**ФРАГМЕНТ ДОКУМЕНТА:**

А теперь некоторые уточнения. Мы не будем оценивать здесь эти формальные аналогии или эти рафинированные и утонченные (слишком утонченные, подумают некоторые) бесконечные умножения образа вглубь, в первую очередь, как уловки, дерзости или секреты формальной композиции - в них искусство Платона-писателя. Это искусство нас интересует и должно заинтересовать в дальнейшем еще больше, но сейчас, прежде всего и независимо от предполагаемых интенций сочинителя, для нас важны ограничения, которые порождают эти аналогии. Составляют ли они программу или некую логику, чей авторитет довлел над Платоном? Да, но до определенной точки, и этот предел обнаруживается в самой пропасти: бытие-программа программы - структура пред-записи и типографического назначения - формирует эксплицитную тему умножающегося вглубь рассуждения о хоре. Эта последняя обозначает место записи всего, что отмечается в мире. Таким же образом, бытие-логика логики - существенный логос, независимо оттого истинный он, правдоподобный или мифический - формирует эксплицитную тему "Тимея" (нам ее нужно будет еще уточнить). Следовательно, мы не можем просто, без долгих церемоний называть программой или логикой форму, которую диктует Платону закон композиции такого рода: программа или логика воспринимаются в ней как таковые только в грезах и умноженные до бесконечности вглубь.

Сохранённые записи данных

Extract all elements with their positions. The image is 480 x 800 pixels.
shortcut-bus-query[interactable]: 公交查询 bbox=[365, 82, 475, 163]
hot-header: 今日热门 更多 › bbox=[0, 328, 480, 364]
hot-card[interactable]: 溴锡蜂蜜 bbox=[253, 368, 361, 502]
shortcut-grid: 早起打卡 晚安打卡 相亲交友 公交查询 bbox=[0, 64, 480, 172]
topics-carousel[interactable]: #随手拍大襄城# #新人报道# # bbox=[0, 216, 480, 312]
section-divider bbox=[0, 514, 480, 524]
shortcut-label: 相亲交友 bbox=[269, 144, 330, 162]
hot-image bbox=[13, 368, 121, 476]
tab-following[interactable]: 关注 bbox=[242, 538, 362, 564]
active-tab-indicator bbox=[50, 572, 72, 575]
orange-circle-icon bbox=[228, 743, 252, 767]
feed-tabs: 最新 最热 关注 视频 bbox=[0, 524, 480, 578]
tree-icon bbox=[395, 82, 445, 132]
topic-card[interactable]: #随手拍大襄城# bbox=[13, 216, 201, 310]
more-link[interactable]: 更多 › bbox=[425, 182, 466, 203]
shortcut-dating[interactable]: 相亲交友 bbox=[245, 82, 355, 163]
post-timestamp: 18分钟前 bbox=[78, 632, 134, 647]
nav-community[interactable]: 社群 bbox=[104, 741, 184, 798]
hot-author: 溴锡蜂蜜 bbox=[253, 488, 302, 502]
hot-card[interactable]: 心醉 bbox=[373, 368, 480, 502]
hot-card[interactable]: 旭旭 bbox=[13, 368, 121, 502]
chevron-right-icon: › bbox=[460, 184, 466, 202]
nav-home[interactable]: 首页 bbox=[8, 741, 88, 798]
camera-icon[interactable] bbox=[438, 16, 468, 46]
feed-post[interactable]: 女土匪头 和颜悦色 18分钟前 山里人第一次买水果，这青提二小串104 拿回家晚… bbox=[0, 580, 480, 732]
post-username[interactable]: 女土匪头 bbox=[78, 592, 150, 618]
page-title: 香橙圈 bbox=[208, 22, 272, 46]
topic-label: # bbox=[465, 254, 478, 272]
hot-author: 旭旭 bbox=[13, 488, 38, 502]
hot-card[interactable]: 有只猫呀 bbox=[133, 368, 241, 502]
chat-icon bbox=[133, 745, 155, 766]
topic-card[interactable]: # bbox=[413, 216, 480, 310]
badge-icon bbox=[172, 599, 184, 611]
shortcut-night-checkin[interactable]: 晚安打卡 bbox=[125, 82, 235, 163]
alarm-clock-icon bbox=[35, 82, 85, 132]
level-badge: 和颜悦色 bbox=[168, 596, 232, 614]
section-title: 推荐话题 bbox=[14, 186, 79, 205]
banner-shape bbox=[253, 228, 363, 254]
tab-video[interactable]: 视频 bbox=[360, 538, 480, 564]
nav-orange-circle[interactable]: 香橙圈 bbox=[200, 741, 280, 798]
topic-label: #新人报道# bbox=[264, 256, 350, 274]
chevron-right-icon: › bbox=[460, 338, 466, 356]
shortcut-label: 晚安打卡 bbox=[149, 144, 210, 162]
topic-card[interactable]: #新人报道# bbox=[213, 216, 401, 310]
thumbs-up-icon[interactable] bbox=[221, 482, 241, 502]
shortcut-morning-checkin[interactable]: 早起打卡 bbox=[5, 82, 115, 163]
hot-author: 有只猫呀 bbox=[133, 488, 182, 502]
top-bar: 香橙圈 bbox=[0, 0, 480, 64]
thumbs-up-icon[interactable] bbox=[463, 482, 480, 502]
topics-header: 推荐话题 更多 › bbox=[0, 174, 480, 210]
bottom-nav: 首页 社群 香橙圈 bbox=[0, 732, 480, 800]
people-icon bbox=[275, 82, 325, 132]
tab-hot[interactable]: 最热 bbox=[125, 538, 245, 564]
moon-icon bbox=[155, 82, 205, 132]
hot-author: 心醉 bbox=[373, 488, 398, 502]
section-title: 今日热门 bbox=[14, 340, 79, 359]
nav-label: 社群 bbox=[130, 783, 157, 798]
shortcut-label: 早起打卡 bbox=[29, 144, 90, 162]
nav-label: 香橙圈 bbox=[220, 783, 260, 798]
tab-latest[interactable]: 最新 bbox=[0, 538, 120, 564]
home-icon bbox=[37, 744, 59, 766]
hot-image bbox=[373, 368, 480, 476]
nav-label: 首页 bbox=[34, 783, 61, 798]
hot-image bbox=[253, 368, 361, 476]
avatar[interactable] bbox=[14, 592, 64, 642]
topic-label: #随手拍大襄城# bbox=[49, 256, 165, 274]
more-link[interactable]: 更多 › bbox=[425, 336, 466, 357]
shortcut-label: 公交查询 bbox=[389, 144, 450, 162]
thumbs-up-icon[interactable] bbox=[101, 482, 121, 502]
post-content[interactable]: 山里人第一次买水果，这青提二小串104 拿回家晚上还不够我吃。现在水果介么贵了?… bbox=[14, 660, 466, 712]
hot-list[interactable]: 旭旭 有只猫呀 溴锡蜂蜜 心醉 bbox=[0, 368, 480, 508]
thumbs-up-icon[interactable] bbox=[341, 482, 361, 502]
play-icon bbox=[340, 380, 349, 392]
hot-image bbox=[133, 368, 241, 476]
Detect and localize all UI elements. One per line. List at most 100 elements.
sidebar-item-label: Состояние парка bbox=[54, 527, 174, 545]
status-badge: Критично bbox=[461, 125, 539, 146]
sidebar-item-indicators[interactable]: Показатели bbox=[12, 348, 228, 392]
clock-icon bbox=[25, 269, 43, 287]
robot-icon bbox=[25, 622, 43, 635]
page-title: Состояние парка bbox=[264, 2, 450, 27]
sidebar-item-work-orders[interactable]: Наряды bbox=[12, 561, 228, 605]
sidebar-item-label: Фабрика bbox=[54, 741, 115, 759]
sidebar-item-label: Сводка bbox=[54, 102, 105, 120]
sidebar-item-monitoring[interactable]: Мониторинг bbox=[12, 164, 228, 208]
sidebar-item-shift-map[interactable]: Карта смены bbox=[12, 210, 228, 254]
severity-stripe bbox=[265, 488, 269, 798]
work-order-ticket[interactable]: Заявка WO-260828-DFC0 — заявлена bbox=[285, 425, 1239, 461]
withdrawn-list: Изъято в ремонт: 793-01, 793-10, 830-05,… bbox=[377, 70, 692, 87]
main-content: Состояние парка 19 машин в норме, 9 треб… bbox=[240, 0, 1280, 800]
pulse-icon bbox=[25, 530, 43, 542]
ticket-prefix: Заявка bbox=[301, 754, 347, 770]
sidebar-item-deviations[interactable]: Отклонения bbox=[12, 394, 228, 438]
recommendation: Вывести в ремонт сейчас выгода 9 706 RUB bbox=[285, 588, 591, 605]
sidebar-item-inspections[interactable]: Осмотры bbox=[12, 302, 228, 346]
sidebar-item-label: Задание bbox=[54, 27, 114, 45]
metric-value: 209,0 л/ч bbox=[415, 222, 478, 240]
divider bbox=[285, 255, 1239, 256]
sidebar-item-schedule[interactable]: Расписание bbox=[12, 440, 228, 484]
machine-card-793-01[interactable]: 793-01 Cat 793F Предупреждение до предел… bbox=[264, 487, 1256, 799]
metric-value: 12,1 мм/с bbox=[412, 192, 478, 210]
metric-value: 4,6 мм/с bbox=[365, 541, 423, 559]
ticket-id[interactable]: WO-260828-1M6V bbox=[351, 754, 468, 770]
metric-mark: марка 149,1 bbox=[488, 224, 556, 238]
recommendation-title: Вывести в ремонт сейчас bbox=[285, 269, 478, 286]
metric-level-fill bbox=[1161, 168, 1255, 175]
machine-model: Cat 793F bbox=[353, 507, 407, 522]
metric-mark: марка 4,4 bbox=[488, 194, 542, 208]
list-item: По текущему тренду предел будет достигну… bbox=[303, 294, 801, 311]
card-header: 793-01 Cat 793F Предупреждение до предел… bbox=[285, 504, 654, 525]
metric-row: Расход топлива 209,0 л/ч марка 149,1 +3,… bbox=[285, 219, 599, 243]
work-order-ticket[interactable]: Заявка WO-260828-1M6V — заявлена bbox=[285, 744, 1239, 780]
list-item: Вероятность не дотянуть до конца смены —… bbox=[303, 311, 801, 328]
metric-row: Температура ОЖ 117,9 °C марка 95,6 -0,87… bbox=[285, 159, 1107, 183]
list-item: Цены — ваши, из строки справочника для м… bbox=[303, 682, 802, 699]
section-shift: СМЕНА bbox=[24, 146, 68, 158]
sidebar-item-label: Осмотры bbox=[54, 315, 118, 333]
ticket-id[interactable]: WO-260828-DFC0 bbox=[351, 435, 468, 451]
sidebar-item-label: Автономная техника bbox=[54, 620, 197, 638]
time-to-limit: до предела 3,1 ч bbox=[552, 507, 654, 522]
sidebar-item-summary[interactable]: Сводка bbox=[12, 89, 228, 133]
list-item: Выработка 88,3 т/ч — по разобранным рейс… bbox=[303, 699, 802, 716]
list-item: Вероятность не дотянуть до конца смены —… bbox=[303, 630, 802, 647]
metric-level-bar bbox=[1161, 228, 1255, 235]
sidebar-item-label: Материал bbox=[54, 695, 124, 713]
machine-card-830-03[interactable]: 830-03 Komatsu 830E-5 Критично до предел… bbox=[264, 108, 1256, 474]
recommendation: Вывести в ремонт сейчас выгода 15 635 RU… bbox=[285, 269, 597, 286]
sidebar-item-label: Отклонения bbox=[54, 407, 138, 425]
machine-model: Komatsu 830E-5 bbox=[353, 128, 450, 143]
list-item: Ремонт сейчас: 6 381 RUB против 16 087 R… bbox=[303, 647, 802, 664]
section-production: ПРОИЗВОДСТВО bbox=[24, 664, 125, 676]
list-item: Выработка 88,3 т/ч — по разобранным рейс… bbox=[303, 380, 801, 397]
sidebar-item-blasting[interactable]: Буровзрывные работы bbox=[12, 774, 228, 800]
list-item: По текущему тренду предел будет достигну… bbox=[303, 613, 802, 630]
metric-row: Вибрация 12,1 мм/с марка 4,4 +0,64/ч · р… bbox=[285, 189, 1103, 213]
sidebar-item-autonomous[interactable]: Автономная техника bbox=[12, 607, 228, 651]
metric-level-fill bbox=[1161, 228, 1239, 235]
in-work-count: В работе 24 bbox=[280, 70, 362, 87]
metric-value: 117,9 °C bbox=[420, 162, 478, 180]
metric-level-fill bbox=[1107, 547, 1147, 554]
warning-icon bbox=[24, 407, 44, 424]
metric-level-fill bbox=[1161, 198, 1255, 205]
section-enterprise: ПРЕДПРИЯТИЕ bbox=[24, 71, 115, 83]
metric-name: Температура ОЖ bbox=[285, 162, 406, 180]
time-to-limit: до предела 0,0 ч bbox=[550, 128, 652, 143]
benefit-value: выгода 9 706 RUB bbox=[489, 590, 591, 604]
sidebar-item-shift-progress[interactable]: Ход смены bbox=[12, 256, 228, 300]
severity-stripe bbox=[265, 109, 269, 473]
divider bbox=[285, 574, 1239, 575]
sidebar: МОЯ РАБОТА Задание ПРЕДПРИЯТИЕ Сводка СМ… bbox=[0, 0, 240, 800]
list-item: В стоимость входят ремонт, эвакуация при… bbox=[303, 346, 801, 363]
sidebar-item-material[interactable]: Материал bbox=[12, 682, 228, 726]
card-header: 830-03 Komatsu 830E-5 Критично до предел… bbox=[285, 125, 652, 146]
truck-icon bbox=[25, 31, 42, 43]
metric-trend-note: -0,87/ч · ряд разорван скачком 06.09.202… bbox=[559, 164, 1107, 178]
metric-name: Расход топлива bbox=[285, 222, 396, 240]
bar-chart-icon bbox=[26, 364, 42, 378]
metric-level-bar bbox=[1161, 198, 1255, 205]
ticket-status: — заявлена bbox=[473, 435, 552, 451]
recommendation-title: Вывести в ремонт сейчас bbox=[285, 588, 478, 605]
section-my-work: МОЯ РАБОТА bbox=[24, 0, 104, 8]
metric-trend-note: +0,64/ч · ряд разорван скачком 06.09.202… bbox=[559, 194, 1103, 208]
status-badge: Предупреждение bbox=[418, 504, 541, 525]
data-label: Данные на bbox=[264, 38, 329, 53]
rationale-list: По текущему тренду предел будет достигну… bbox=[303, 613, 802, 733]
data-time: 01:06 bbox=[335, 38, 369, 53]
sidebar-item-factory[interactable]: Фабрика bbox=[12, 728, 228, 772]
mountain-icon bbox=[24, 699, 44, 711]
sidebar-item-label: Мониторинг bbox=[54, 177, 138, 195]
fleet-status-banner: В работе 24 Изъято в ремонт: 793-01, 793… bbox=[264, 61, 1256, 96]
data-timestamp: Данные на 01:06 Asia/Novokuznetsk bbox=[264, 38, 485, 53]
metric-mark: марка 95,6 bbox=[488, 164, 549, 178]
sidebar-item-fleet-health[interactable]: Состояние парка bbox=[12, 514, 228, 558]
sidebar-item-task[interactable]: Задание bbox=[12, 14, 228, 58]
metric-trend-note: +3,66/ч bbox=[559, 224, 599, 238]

**ВАШЕ ЗАДАНИЕ:**
Выпишите целиком фрагмент о Платоне и хоре, не меняя в нём ни слова.

**ОТВЕТ К УПРАЖНЕНИЮ:**
А теперь некоторые уточнения. Мы не будем оценивать здесь эти формальные аналогии или эти рафинированные и утонченные (слишком утонченные, подумают некоторые) бесконечные умножения образа вглубь, в первую очередь, как уловки, дерзости или секреты формальной композиции - в них искусство Платона-писателя. Это искусство нас интересует и должно заинтересовать в дальнейшем еще больше, но сейчас, прежде всего и независимо от предполагаемых интенций сочинителя, для нас важны ограничения, которые порождают эти аналогии. Составляют ли они программу или некую логику, чей авторитет довлел над Платоном? Да, но до определенной точки, и этот предел обнаруживается в самой пропасти: бытие-программа программы - структура пред-записи и типографического назначения - формирует эксплицитную тему умножающегося вглубь рассуждения о хоре. Эта последняя обозначает место записи всего, что отмечается в мире. Таким же образом, бытие-логика логики - существенный логос, независимо оттого истинный он, правдоподобный или мифический - формирует эксплицитную тему "Тимея" (нам ее нужно будет еще уточнить). Следовательно, мы не можем просто, без долгих церемоний называть программой или логикой форму, которую диктует Платону закон композиции такого рода: программа или логика воспринимаются в ней как таковые только в грезах и умноженные до бесконечности вглубь.